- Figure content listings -
• • • • • • •

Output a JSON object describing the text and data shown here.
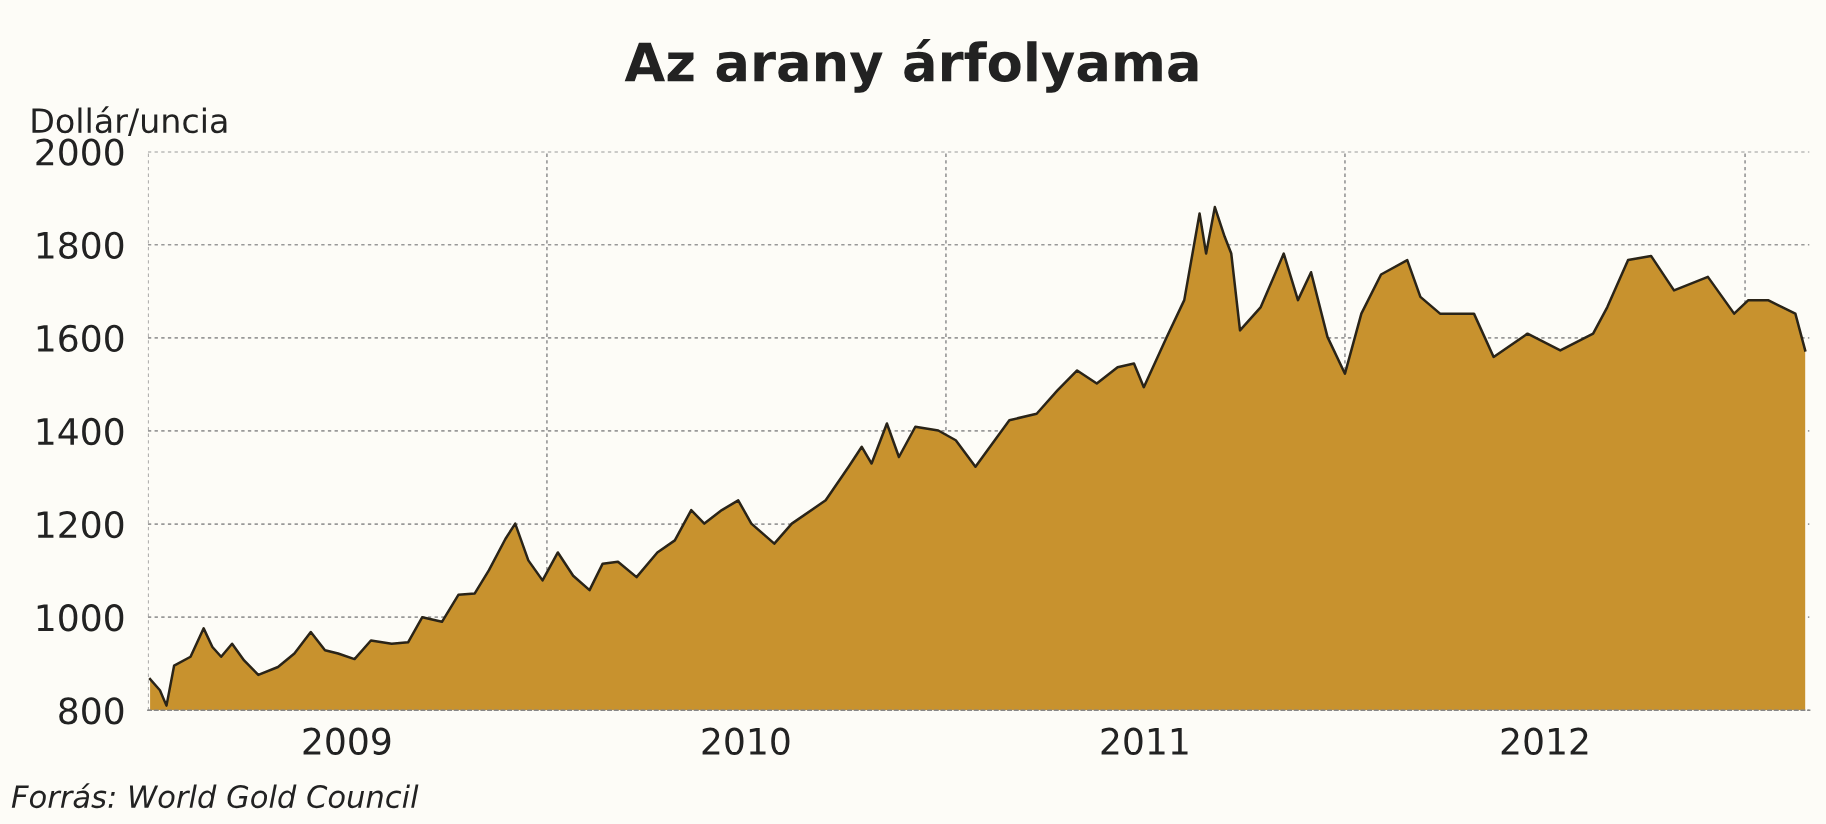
{
  "chart_data": {
    "type": "area",
    "title": "Az arany árfolyama",
    "ylabel": "Dollár/uncia",
    "annotations": [
      "Forrás: World Gold Council"
    ],
    "x": [
      "2009-01-03",
      "2009-01-12",
      "2009-01-18",
      "2009-01-25",
      "2009-02-09",
      "2009-02-21",
      "2009-03-01",
      "2009-03-09",
      "2009-03-19",
      "2009-03-30",
      "2009-04-12",
      "2009-04-30",
      "2009-05-15",
      "2009-05-30",
      "2009-06-12",
      "2009-06-24",
      "2009-07-09",
      "2009-07-24",
      "2009-08-12",
      "2009-08-27",
      "2009-09-09",
      "2009-09-27",
      "2009-10-12",
      "2009-10-27",
      "2009-11-09",
      "2009-11-24",
      "2009-12-03",
      "2009-12-15",
      "2009-12-28",
      "2010-01-11",
      "2010-01-25",
      "2010-02-09",
      "2010-02-21",
      "2010-03-07",
      "2010-03-24",
      "2010-04-12",
      "2010-04-28",
      "2010-05-13",
      "2010-05-25",
      "2010-06-10",
      "2010-06-25",
      "2010-07-07",
      "2010-07-28",
      "2010-08-13",
      "2010-09-13",
      "2010-10-04",
      "2010-10-16",
      "2010-10-25",
      "2010-11-08",
      "2010-11-19",
      "2010-12-04",
      "2010-12-25",
      "2011-01-10",
      "2011-01-28",
      "2011-02-28",
      "2011-03-25",
      "2011-04-13",
      "2011-05-01",
      "2011-05-19",
      "2011-06-07",
      "2011-06-22",
      "2011-07-01",
      "2011-07-22",
      "2011-08-07",
      "2011-08-21",
      "2011-08-27",
      "2011-09-04",
      "2011-09-13",
      "2011-09-19",
      "2011-09-27",
      "2011-10-16",
      "2011-11-06",
      "2011-11-19",
      "2011-12-01",
      "2011-12-16",
      "2012-01-01",
      "2012-01-16",
      "2012-02-03",
      "2012-02-27",
      "2012-03-10",
      "2012-03-28",
      "2012-04-28",
      "2012-05-16",
      "2012-06-16",
      "2012-07-16",
      "2012-08-15",
      "2012-08-28",
      "2012-09-16",
      "2012-10-07",
      "2012-10-28",
      "2012-11-28",
      "2012-12-22",
      "2013-01-04",
      "2013-01-22",
      "2013-02-16",
      "2013-02-25"
    ],
    "series": [
      {
        "color": "#c8922e",
        "values": [
          867,
          843,
          810,
          896,
          915,
          976,
          936,
          915,
          943,
          907,
          876,
          893,
          922,
          968,
          929,
          922,
          910,
          950,
          943,
          946,
          1000,
          990,
          1048,
          1051,
          1101,
          1168,
          1201,
          1122,
          1079,
          1139,
          1089,
          1058,
          1115,
          1119,
          1086,
          1139,
          1165,
          1230,
          1201,
          1230,
          1251,
          1201,
          1158,
          1201,
          1251,
          1323,
          1366,
          1330,
          1416,
          1344,
          1409,
          1401,
          1380,
          1323,
          1423,
          1437,
          1487,
          1530,
          1502,
          1537,
          1545,
          1494,
          1602,
          1681,
          1867,
          1781,
          1881,
          1817,
          1781,
          1616,
          1666,
          1781,
          1681,
          1741,
          1602,
          1523,
          1652,
          1736,
          1767,
          1688,
          1652,
          1652,
          1559,
          1609,
          1573,
          1609,
          1666,
          1767,
          1776,
          1702,
          1731,
          1652,
          1681,
          1681,
          1652,
          1573
        ]
      }
    ],
    "xlim": [
      "2009-01-01",
      "2013-03-01"
    ],
    "xticks": [
      {
        "value": "2009-01-01",
        "label": null
      },
      {
        "value": "2009-07-02",
        "label": "2009"
      },
      {
        "value": "2010-01-01",
        "label": null
      },
      {
        "value": "2010-07-02",
        "label": "2010"
      },
      {
        "value": "2011-01-01",
        "label": null
      },
      {
        "value": "2011-07-02",
        "label": "2011"
      },
      {
        "value": "2012-01-01",
        "label": null
      },
      {
        "value": "2012-07-02",
        "label": "2012"
      },
      {
        "value": "2013-01-01",
        "label": null
      }
    ],
    "ylim": [
      800,
      2000
    ],
    "yticks": [
      800,
      1000,
      1200,
      1400,
      1600,
      1800,
      2000
    ],
    "grid": true,
    "legend": false
  }
}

• • • • • • •

- Short problem -
Give every record back exactly as it reads, with no images.

- Correct output -
Output a JSON object describing the text and data shown here.
{
  "chart_data": {
    "type": "area",
    "title": "Az arany árfolyama",
    "ylabel": "Dollár/uncia",
    "annotations": [
      "Forrás: World Gold Council"
    ],
    "x": [
      "2009-01-03",
      "2009-01-12",
      "2009-01-18",
      "2009-01-25",
      "2009-02-09",
      "2009-02-21",
      "2009-03-01",
      "2009-03-09",
      "2009-03-19",
      "2009-03-30",
      "2009-04-12",
      "2009-04-30",
      "2009-05-15",
      "2009-05-30",
      "2009-06-12",
      "2009-06-24",
      "2009-07-09",
      "2009-07-24",
      "2009-08-12",
      "2009-08-27",
      "2009-09-09",
      "2009-09-27",
      "2009-10-12",
      "2009-10-27",
      "2009-11-09",
      "2009-11-24",
      "2009-12-03",
      "2009-12-15",
      "2009-12-28",
      "2010-01-11",
      "2010-01-25",
      "2010-02-09",
      "2010-02-21",
      "2010-03-07",
      "2010-03-24",
      "2010-04-12",
      "2010-04-28",
      "2010-05-13",
      "2010-05-25",
      "2010-06-10",
      "2010-06-25",
      "2010-07-07",
      "2010-07-28",
      "2010-08-13",
      "2010-09-13",
      "2010-10-04",
      "2010-10-16",
      "2010-10-25",
      "2010-11-08",
      "2010-11-19",
      "2010-12-04",
      "2010-12-25",
      "2011-01-10",
      "2011-01-28",
      "2011-02-28",
      "2011-03-25",
      "2011-04-13",
      "2011-05-01",
      "2011-05-19",
      "2011-06-07",
      "2011-06-22",
      "2011-07-01",
      "2011-07-22",
      "2011-08-07",
      "2011-08-21",
      "2011-08-27",
      "2011-09-04",
      "2011-09-13",
      "2011-09-19",
      "2011-09-27",
      "2011-10-16",
      "2011-11-06",
      "2011-11-19",
      "2011-12-01",
      "2011-12-16",
      "2012-01-01",
      "2012-01-16",
      "2012-02-03",
      "2012-02-27",
      "2012-03-10",
      "2012-03-28",
      "2012-04-28",
      "2012-05-16",
      "2012-06-16",
      "2012-07-16",
      "2012-08-15",
      "2012-08-28",
      "2012-09-16",
      "2012-10-07",
      "2012-10-28",
      "2012-11-28",
      "2012-12-22",
      "2013-01-04",
      "2013-01-22",
      "2013-02-16",
      "2013-02-25"
    ],
    "series": [
      {
        "color": "#c8922e",
        "values": [
          867,
          843,
          810,
          896,
          915,
          976,
          936,
          915,
          943,
          907,
          876,
          893,
          922,
          968,
          929,
          922,
          910,
          950,
          943,
          946,
          1000,
          990,
          1048,
          1051,
          1101,
          1168,
          1201,
          1122,
          1079,
          1139,
          1089,
          1058,
          1115,
          1119,
          1086,
          1139,
          1165,
          1230,
          1201,
          1230,
          1251,
          1201,
          1158,
          1201,
          1251,
          1323,
          1366,
          1330,
          1416,
          1344,
          1409,
          1401,
          1380,
          1323,
          1423,
          1437,
          1487,
          1530,
          1502,
          1537,
          1545,
          1494,
          1602,
          1681,
          1867,
          1781,
          1881,
          1817,
          1781,
          1616,
          1666,
          1781,
          1681,
          1741,
          1602,
          1523,
          1652,
          1736,
          1767,
          1688,
          1652,
          1652,
          1559,
          1609,
          1573,
          1609,
          1666,
          1767,
          1776,
          1702,
          1731,
          1652,
          1681,
          1681,
          1652,
          1573
        ]
      }
    ],
    "xlim": [
      "2009-01-01",
      "2013-03-01"
    ],
    "xticks": [
      {
        "value": "2009-01-01",
        "label": null
      },
      {
        "value": "2009-07-02",
        "label": "2009"
      },
      {
        "value": "2010-01-01",
        "label": null
      },
      {
        "value": "2010-07-02",
        "label": "2010"
      },
      {
        "value": "2011-01-01",
        "label": null
      },
      {
        "value": "2011-07-02",
        "label": "2011"
      },
      {
        "value": "2012-01-01",
        "label": null
      },
      {
        "value": "2012-07-02",
        "label": "2012"
      },
      {
        "value": "2013-01-01",
        "label": null
      }
    ],
    "ylim": [
      800,
      2000
    ],
    "yticks": [
      800,
      1000,
      1200,
      1400,
      1600,
      1800,
      2000
    ],
    "grid": true,
    "legend": false
  }
}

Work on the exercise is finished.